====== Data supplied
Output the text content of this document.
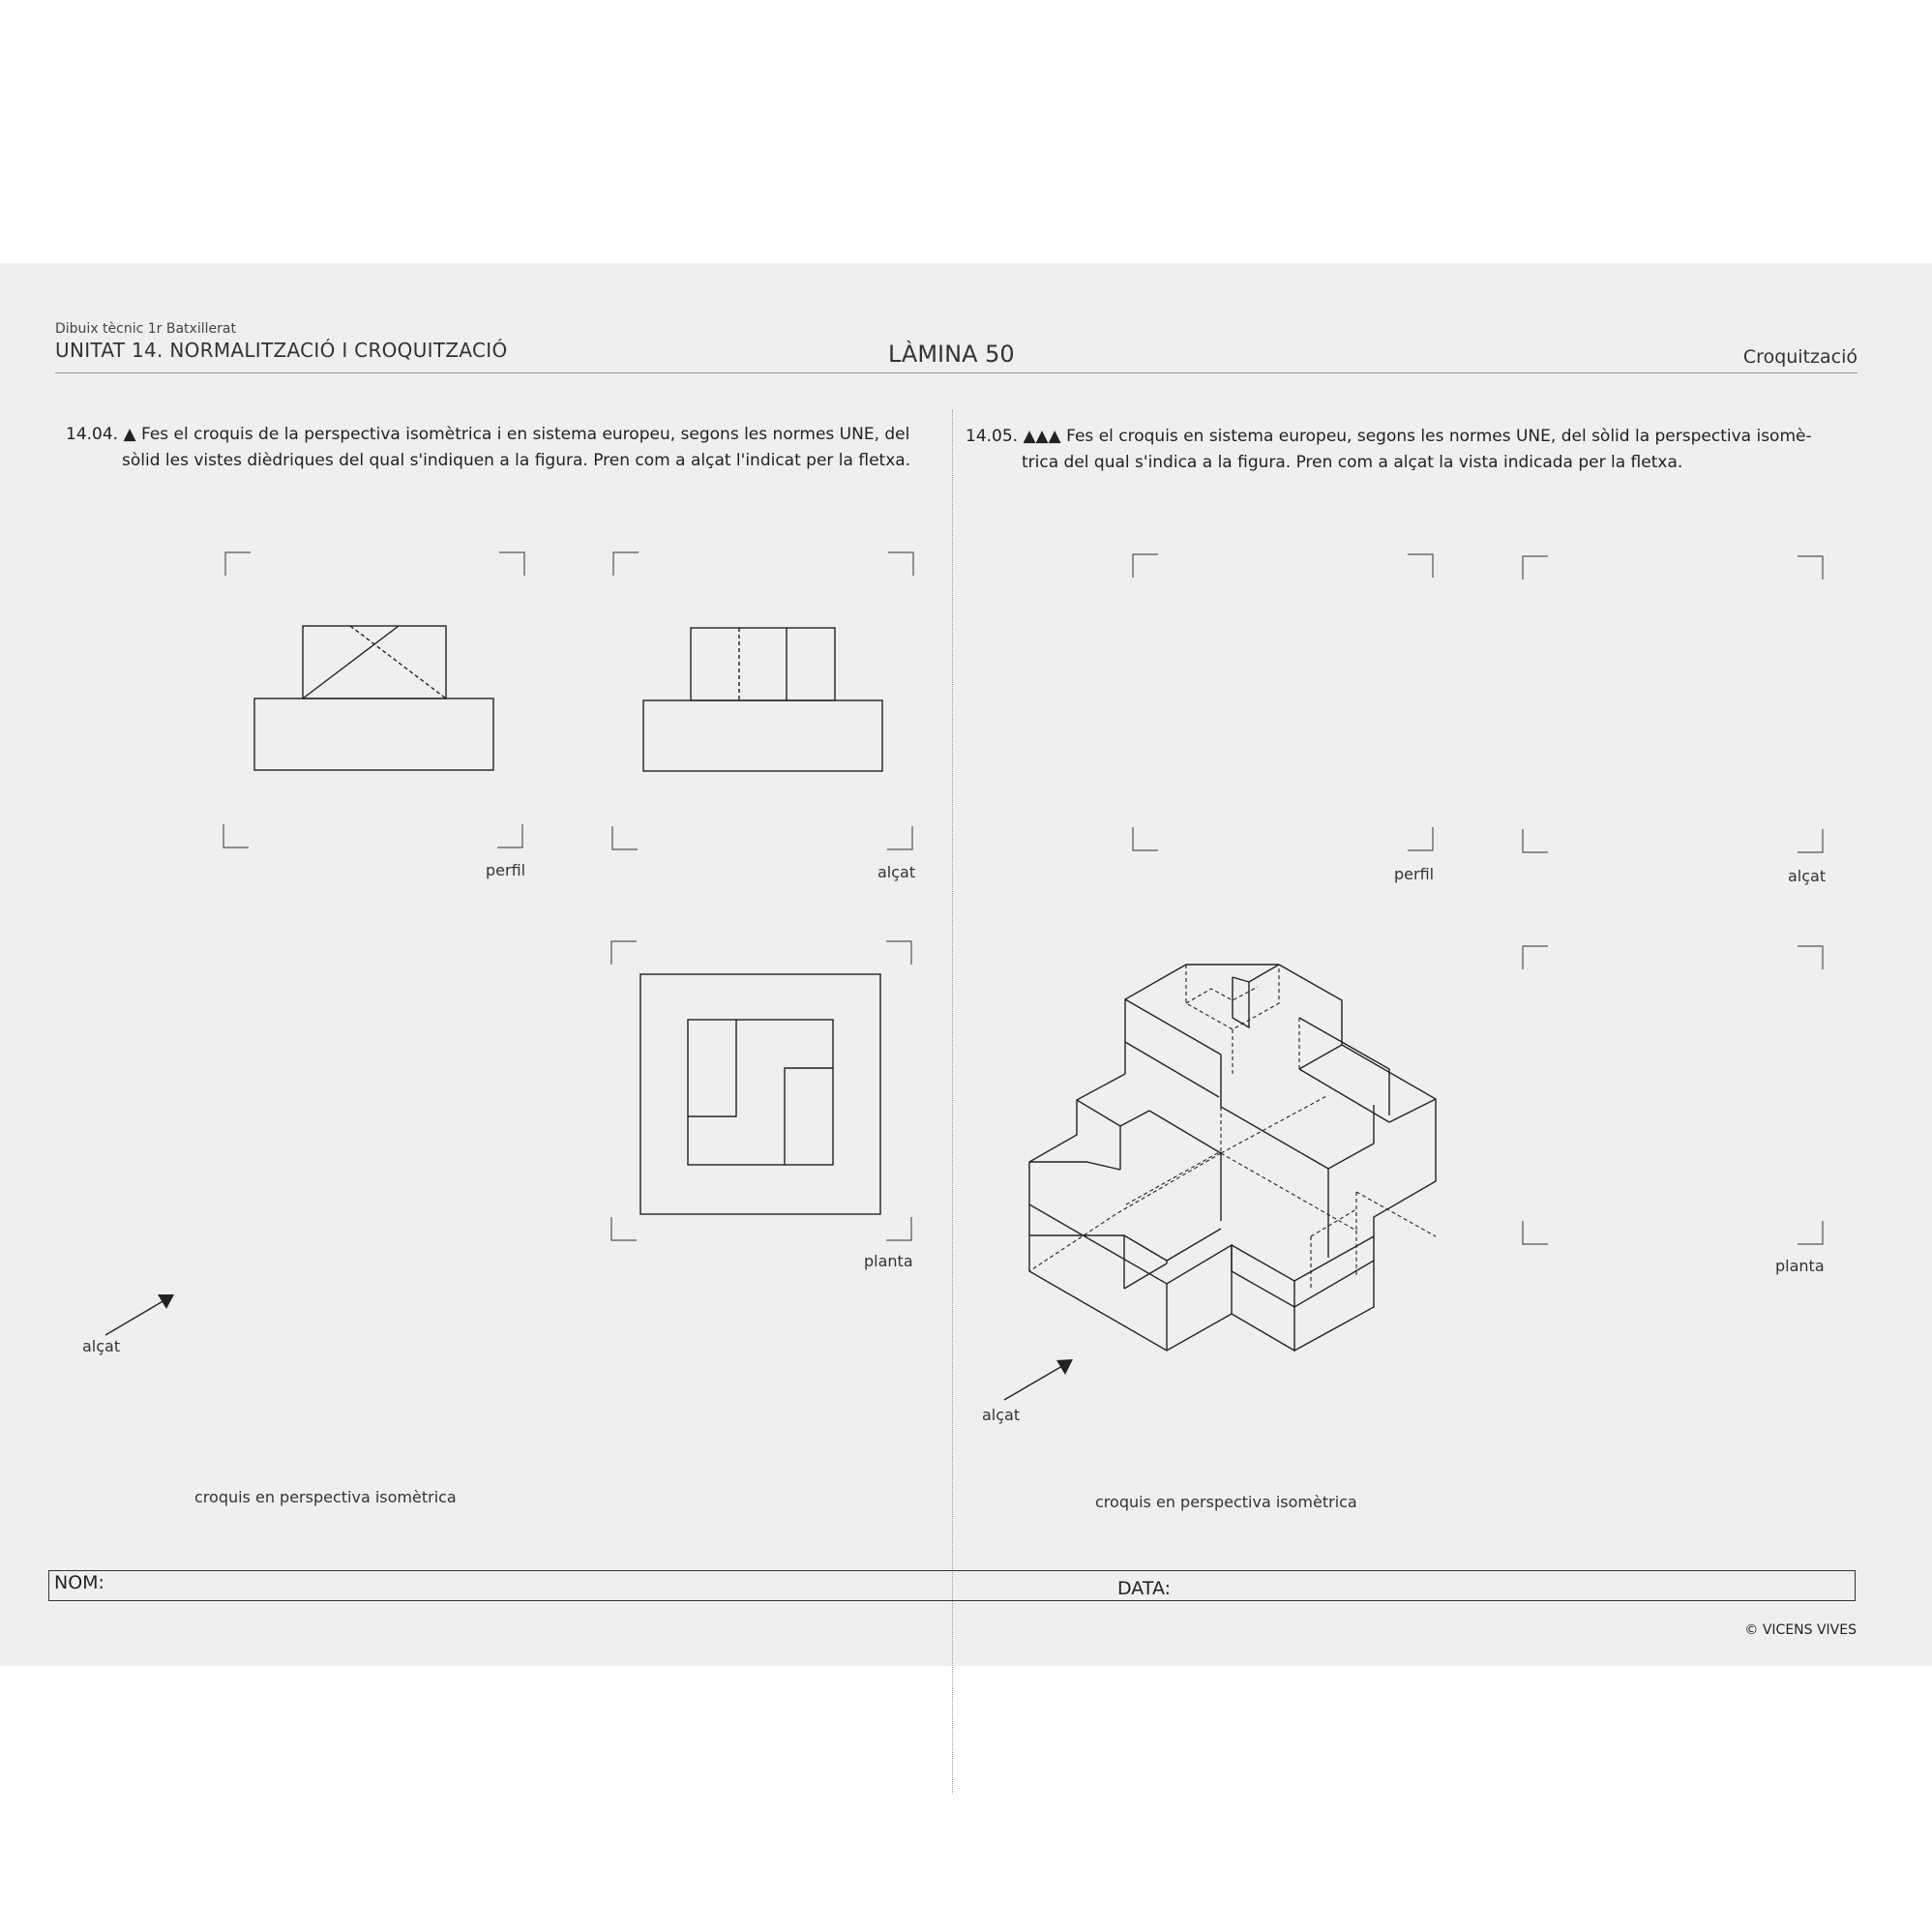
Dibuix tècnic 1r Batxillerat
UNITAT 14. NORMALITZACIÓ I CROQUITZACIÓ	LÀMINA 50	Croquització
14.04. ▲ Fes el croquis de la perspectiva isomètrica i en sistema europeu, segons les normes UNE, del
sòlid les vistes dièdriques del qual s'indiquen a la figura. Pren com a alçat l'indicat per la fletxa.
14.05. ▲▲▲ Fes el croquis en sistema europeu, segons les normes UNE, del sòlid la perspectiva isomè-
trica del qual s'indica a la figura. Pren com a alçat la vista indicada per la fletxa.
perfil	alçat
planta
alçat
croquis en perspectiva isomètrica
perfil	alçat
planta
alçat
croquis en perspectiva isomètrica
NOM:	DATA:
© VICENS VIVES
============
* _Do this_
Leave every image out, and retype the material exactly.

* _Full solution_
Output the text content of this document.
Dibuix tècnic 1r Batxillerat
UNITAT 14. NORMALITZACIÓ I CROQUITZACIÓ	LÀMINA 50	Croquització
14.04. ▲ Fes el croquis de la perspectiva isomètrica i en sistema europeu, segons les normes UNE, del
sòlid les vistes dièdriques del qual s'indiquen a la figura. Pren com a alçat l'indicat per la fletxa.
14.05. ▲▲▲ Fes el croquis en sistema europeu, segons les normes UNE, del sòlid la perspectiva isomè-
trica del qual s'indica a la figura. Pren com a alçat la vista indicada per la fletxa.
perfil	alçat
planta
alçat
croquis en perspectiva isomètrica
perfil	alçat
planta
alçat
croquis en perspectiva isomètrica
NOM:	DATA:
© VICENS VIVES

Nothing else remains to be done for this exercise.